** START Rows **

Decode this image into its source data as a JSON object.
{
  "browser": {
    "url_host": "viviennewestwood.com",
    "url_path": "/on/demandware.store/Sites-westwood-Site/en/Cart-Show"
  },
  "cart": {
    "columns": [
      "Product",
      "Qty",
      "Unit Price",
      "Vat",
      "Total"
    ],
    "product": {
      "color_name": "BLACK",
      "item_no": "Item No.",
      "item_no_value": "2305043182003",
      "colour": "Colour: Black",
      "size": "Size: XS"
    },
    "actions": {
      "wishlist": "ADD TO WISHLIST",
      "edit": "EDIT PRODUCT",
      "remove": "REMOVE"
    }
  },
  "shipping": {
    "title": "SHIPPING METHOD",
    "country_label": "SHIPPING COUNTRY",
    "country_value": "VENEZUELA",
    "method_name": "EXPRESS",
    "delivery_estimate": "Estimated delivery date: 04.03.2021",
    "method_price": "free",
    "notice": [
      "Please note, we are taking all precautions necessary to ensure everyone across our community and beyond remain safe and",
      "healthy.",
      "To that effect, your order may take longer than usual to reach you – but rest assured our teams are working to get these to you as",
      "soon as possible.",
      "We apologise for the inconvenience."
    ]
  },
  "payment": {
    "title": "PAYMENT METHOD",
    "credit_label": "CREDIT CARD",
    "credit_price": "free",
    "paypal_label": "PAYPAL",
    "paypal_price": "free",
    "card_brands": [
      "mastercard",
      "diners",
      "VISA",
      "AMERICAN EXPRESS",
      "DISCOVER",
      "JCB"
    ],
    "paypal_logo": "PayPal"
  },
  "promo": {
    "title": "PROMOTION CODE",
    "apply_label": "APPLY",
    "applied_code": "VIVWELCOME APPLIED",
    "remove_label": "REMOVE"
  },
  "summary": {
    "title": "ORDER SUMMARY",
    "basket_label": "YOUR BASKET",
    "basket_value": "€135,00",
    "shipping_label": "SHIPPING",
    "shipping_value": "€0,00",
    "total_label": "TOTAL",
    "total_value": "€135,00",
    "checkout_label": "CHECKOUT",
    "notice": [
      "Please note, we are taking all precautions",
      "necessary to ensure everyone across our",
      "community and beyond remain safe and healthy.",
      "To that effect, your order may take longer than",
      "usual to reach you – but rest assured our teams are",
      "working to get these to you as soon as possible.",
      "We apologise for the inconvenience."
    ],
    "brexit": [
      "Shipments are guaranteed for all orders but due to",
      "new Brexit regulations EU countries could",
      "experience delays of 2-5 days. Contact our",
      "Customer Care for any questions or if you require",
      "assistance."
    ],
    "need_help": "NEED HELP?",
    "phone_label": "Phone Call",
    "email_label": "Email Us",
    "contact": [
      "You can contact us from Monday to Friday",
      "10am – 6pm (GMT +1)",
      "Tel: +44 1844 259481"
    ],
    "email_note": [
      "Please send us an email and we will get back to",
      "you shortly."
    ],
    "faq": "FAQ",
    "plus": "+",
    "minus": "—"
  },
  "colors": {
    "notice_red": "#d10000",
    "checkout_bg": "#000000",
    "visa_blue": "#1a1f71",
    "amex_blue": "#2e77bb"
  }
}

** END Rows **

Set task.
Give back the whole listing, word for word.

Answer for the task.
Decode this image into its source data as a JSON object.
{
  "browser": {
    "url_host": "viviennewestwood.com",
    "url_path": "/on/demandware.store/Sites-westwood-Site/en/Cart-Show"
  },
  "cart": {
    "columns": [
      "Product",
      "Qty",
      "Unit Price",
      "Vat",
      "Total"
    ],
    "product": {
      "color_name": "BLACK",
      "item_no": "Item No.",
      "item_no_value": "2305043182003",
      "colour": "Colour: Black",
      "size": "Size: XS"
    },
    "actions": {
      "wishlist": "ADD TO WISHLIST",
      "edit": "EDIT PRODUCT",
      "remove": "REMOVE"
    }
  },
  "shipping": {
    "title": "SHIPPING METHOD",
    "country_label": "SHIPPING COUNTRY",
    "country_value": "VENEZUELA",
    "method_name": "EXPRESS",
    "delivery_estimate": "Estimated delivery date: 04.03.2021",
    "method_price": "free",
    "notice": [
      "Please note, we are taking all precautions necessary to ensure everyone across our community and beyond remain safe and",
      "healthy.",
      "To that effect, your order may take longer than usual to reach you – but rest assured our teams are working to get these to you as",
      "soon as possible.",
      "We apologise for the inconvenience."
    ]
  },
  "payment": {
    "title": "PAYMENT METHOD",
    "credit_label": "CREDIT CARD",
    "credit_price": "free",
    "paypal_label": "PAYPAL",
    "paypal_price": "free",
    "card_brands": [
      "mastercard",
      "diners",
      "VISA",
      "AMERICAN EXPRESS",
      "DISCOVER",
      "JCB"
    ],
    "paypal_logo": "PayPal"
  },
  "promo": {
    "title": "PROMOTION CODE",
    "apply_label": "APPLY",
    "applied_code": "VIVWELCOME APPLIED",
    "remove_label": "REMOVE"
  },
  "summary": {
    "title": "ORDER SUMMARY",
    "basket_label": "YOUR BASKET",
    "basket_value": "€135,00",
    "shipping_label": "SHIPPING",
    "shipping_value": "€0,00",
    "total_label": "TOTAL",
    "total_value": "€135,00",
    "checkout_label": "CHECKOUT",
    "notice": [
      "Please note, we are taking all precautions",
      "necessary to ensure everyone across our",
      "community and beyond remain safe and healthy.",
      "To that effect, your order may take longer than",
      "usual to reach you – but rest assured our teams are",
      "working to get these to you as soon as possible.",
      "We apologise for the inconvenience."
    ],
    "brexit": [
      "Shipments are guaranteed for all orders but due to",
      "new Brexit regulations EU countries could",
      "experience delays of 2-5 days. Contact our",
      "Customer Care for any questions or if you require",
      "assistance."
    ],
    "need_help": "NEED HELP?",
    "phone_label": "Phone Call",
    "email_label": "Email Us",
    "contact": [
      "You can contact us from Monday to Friday",
      "10am – 6pm (GMT +1)",
      "Tel: +44 1844 259481"
    ],
    "email_note": [
      "Please send us an email and we will get back to",
      "you shortly."
    ],
    "faq": "FAQ",
    "plus": "+",
    "minus": "—"
  },
  "colors": {
    "notice_red": "#d10000",
    "checkout_bg": "#000000",
    "visa_blue": "#1a1f71",
    "amex_blue": "#2e77bb"
  }
}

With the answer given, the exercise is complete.